Exercise.
Can you write out the whole listing exactly?

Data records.
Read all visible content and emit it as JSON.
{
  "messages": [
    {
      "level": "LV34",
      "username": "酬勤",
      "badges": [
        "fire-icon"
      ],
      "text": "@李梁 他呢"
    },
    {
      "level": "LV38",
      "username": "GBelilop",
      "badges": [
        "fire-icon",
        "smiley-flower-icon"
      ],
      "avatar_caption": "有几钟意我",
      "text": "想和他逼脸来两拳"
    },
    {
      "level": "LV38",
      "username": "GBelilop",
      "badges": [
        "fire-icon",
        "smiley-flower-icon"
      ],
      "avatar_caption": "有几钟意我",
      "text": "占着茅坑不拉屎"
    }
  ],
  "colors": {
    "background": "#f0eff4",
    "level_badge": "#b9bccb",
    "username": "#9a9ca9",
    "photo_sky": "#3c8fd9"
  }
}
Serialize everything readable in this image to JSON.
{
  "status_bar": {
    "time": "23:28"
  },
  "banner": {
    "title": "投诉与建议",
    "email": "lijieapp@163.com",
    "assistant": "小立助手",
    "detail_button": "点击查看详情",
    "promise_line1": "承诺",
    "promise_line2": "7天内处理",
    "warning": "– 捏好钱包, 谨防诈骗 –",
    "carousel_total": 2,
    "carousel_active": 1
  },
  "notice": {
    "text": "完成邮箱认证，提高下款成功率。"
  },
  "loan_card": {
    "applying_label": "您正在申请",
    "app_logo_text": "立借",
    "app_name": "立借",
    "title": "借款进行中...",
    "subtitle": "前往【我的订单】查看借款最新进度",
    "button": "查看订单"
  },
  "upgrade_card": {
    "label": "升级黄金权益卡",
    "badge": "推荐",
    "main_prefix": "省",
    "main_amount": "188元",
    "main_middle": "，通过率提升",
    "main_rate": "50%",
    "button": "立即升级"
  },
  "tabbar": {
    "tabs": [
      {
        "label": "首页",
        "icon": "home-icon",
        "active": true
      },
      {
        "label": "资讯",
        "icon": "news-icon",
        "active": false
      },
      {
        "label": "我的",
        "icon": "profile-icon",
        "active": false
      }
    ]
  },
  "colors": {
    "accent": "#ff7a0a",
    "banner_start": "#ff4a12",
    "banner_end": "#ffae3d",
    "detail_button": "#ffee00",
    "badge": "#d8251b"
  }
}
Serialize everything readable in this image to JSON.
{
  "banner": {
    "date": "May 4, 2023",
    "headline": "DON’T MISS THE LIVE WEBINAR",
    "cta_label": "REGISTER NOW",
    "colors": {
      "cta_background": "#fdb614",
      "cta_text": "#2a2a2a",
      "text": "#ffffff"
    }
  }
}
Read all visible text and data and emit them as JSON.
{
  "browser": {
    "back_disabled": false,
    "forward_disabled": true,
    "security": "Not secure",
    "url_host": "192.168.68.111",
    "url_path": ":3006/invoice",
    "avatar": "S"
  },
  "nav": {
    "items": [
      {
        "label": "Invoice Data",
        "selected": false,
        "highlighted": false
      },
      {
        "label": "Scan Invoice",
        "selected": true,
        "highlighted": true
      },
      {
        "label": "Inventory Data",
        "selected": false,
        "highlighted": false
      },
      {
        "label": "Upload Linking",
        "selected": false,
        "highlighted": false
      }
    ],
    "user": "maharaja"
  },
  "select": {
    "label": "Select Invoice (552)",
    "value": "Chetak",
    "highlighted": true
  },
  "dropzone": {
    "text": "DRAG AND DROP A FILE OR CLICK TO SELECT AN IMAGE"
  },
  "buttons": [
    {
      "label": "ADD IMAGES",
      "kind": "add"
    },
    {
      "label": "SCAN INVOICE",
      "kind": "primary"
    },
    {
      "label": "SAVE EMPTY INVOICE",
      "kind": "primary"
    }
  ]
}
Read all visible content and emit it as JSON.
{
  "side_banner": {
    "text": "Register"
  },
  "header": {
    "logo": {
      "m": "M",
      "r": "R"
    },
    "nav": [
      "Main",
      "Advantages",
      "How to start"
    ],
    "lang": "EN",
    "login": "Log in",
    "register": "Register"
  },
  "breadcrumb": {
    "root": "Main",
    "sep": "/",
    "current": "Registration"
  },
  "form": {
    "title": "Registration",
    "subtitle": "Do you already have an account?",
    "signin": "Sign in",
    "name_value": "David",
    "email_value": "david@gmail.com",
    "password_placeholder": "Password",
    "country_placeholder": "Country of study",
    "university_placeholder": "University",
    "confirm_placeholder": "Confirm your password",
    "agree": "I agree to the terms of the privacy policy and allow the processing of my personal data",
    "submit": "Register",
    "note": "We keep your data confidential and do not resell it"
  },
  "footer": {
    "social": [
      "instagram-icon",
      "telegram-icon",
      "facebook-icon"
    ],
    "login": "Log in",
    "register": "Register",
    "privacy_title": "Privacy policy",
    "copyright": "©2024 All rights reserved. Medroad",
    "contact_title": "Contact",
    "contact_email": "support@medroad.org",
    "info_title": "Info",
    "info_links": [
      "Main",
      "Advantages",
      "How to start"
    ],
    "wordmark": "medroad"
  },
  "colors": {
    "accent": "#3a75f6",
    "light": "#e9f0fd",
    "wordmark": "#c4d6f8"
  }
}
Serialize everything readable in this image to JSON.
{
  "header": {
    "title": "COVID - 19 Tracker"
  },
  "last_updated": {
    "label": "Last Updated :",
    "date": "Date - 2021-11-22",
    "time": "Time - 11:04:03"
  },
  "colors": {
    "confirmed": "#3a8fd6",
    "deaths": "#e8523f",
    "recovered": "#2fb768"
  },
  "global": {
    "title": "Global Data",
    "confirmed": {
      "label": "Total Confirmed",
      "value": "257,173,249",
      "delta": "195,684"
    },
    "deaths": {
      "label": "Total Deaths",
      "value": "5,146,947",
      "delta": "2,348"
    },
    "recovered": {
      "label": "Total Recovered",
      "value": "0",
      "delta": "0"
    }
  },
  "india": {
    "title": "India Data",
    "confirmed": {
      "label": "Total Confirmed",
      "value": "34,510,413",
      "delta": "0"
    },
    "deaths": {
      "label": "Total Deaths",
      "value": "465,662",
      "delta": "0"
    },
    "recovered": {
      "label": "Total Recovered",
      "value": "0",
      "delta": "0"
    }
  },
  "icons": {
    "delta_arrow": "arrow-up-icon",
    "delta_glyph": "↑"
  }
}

Problem solution.
Read all visible content and emit it as JSON.
{
  "messages": [
    {
      "level": "LV34",
      "username": "酬勤",
      "badges": [
        "fire-icon"
      ],
      "text": "@李梁 他呢"
    },
    {
      "level": "LV38",
      "username": "GBelilop",
      "badges": [
        "fire-icon",
        "smiley-flower-icon"
      ],
      "avatar_caption": "有几钟意我",
      "text": "想和他逼脸来两拳"
    },
    {
      "level": "LV38",
      "username": "GBelilop",
      "badges": [
        "fire-icon",
        "smiley-flower-icon"
      ],
      "avatar_caption": "有几钟意我",
      "text": "占着茅坑不拉屎"
    }
  ],
  "colors": {
    "background": "#f0eff4",
    "level_badge": "#b9bccb",
    "username": "#9a9ca9",
    "photo_sky": "#3c8fd9"
  }
}
Serialize everything readable in this image to JSON.
{
  "status_bar": {
    "time": "23:28"
  },
  "banner": {
    "title": "投诉与建议",
    "email": "lijieapp@163.com",
    "assistant": "小立助手",
    "detail_button": "点击查看详情",
    "promise_line1": "承诺",
    "promise_line2": "7天内处理",
    "warning": "– 捏好钱包, 谨防诈骗 –",
    "carousel_total": 2,
    "carousel_active": 1
  },
  "notice": {
    "text": "完成邮箱认证，提高下款成功率。"
  },
  "loan_card": {
    "applying_label": "您正在申请",
    "app_logo_text": "立借",
    "app_name": "立借",
    "title": "借款进行中...",
    "subtitle": "前往【我的订单】查看借款最新进度",
    "button": "查看订单"
  },
  "upgrade_card": {
    "label": "升级黄金权益卡",
    "badge": "推荐",
    "main_prefix": "省",
    "main_amount": "188元",
    "main_middle": "，通过率提升",
    "main_rate": "50%",
    "button": "立即升级"
  },
  "tabbar": {
    "tabs": [
      {
        "label": "首页",
        "icon": "home-icon",
        "active": true
      },
      {
        "label": "资讯",
        "icon": "news-icon",
        "active": false
      },
      {
        "label": "我的",
        "icon": "profile-icon",
        "active": false
      }
    ]
  },
  "colors": {
    "accent": "#ff7a0a",
    "banner_start": "#ff4a12",
    "banner_end": "#ffae3d",
    "detail_button": "#ffee00",
    "badge": "#d8251b"
  }
}
Serialize everything readable in this image to JSON.
{
  "banner": {
    "date": "May 4, 2023",
    "headline": "DON’T MISS THE LIVE WEBINAR",
    "cta_label": "REGISTER NOW",
    "colors": {
      "cta_background": "#fdb614",
      "cta_text": "#2a2a2a",
      "text": "#ffffff"
    }
  }
}
Read all visible text and data and emit them as JSON.
{
  "browser": {
    "back_disabled": false,
    "forward_disabled": true,
    "security": "Not secure",
    "url_host": "192.168.68.111",
    "url_path": ":3006/invoice",
    "avatar": "S"
  },
  "nav": {
    "items": [
      {
        "label": "Invoice Data",
        "selected": false,
        "highlighted": false
      },
      {
        "label": "Scan Invoice",
        "selected": true,
        "highlighted": true
      },
      {
        "label": "Inventory Data",
        "selected": false,
        "highlighted": false
      },
      {
        "label": "Upload Linking",
        "selected": false,
        "highlighted": false
      }
    ],
    "user": "maharaja"
  },
  "select": {
    "label": "Select Invoice (552)",
    "value": "Chetak",
    "highlighted": true
  },
  "dropzone": {
    "text": "DRAG AND DROP A FILE OR CLICK TO SELECT AN IMAGE"
  },
  "buttons": [
    {
      "label": "ADD IMAGES",
      "kind": "add"
    },
    {
      "label": "SCAN INVOICE",
      "kind": "primary"
    },
    {
      "label": "SAVE EMPTY INVOICE",
      "kind": "primary"
    }
  ]
}
Read all visible content and emit it as JSON.
{
  "side_banner": {
    "text": "Register"
  },
  "header": {
    "logo": {
      "m": "M",
      "r": "R"
    },
    "nav": [
      "Main",
      "Advantages",
      "How to start"
    ],
    "lang": "EN",
    "login": "Log in",
    "register": "Register"
  },
  "breadcrumb": {
    "root": "Main",
    "sep": "/",
    "current": "Registration"
  },
  "form": {
    "title": "Registration",
    "subtitle": "Do you already have an account?",
    "signin": "Sign in",
    "name_value": "David",
    "email_value": "david@gmail.com",
    "password_placeholder": "Password",
    "country_placeholder": "Country of study",
    "university_placeholder": "University",
    "confirm_placeholder": "Confirm your password",
    "agree": "I agree to the terms of the privacy policy and allow the processing of my personal data",
    "submit": "Register",
    "note": "We keep your data confidential and do not resell it"
  },
  "footer": {
    "social": [
      "instagram-icon",
      "telegram-icon",
      "facebook-icon"
    ],
    "login": "Log in",
    "register": "Register",
    "privacy_title": "Privacy policy",
    "copyright": "©2024 All rights reserved. Medroad",
    "contact_title": "Contact",
    "contact_email": "support@medroad.org",
    "info_title": "Info",
    "info_links": [
      "Main",
      "Advantages",
      "How to start"
    ],
    "wordmark": "medroad"
  },
  "colors": {
    "accent": "#3a75f6",
    "light": "#e9f0fd",
    "wordmark": "#c4d6f8"
  }
}
Serialize everything readable in this image to JSON.
{
  "header": {
    "title": "COVID - 19 Tracker"
  },
  "last_updated": {
    "label": "Last Updated :",
    "date": "Date - 2021-11-22",
    "time": "Time - 11:04:03"
  },
  "colors": {
    "confirmed": "#3a8fd6",
    "deaths": "#e8523f",
    "recovered": "#2fb768"
  },
  "global": {
    "title": "Global Data",
    "confirmed": {
      "label": "Total Confirmed",
      "value": "257,173,249",
      "delta": "195,684"
    },
    "deaths": {
      "label": "Total Deaths",
      "value": "5,146,947",
      "delta": "2,348"
    },
    "recovered": {
      "label": "Total Recovered",
      "value": "0",
      "delta": "0"
    }
  },
  "india": {
    "title": "India Data",
    "confirmed": {
      "label": "Total Confirmed",
      "value": "34,510,413",
      "delta": "0"
    },
    "deaths": {
      "label": "Total Deaths",
      "value": "465,662",
      "delta": "0"
    },
    "recovered": {
      "label": "Total Recovered",
      "value": "0",
      "delta": "0"
    }
  },
  "icons": {
    "delta_arrow": "arrow-up-icon",
    "delta_glyph": "↑"
  }
}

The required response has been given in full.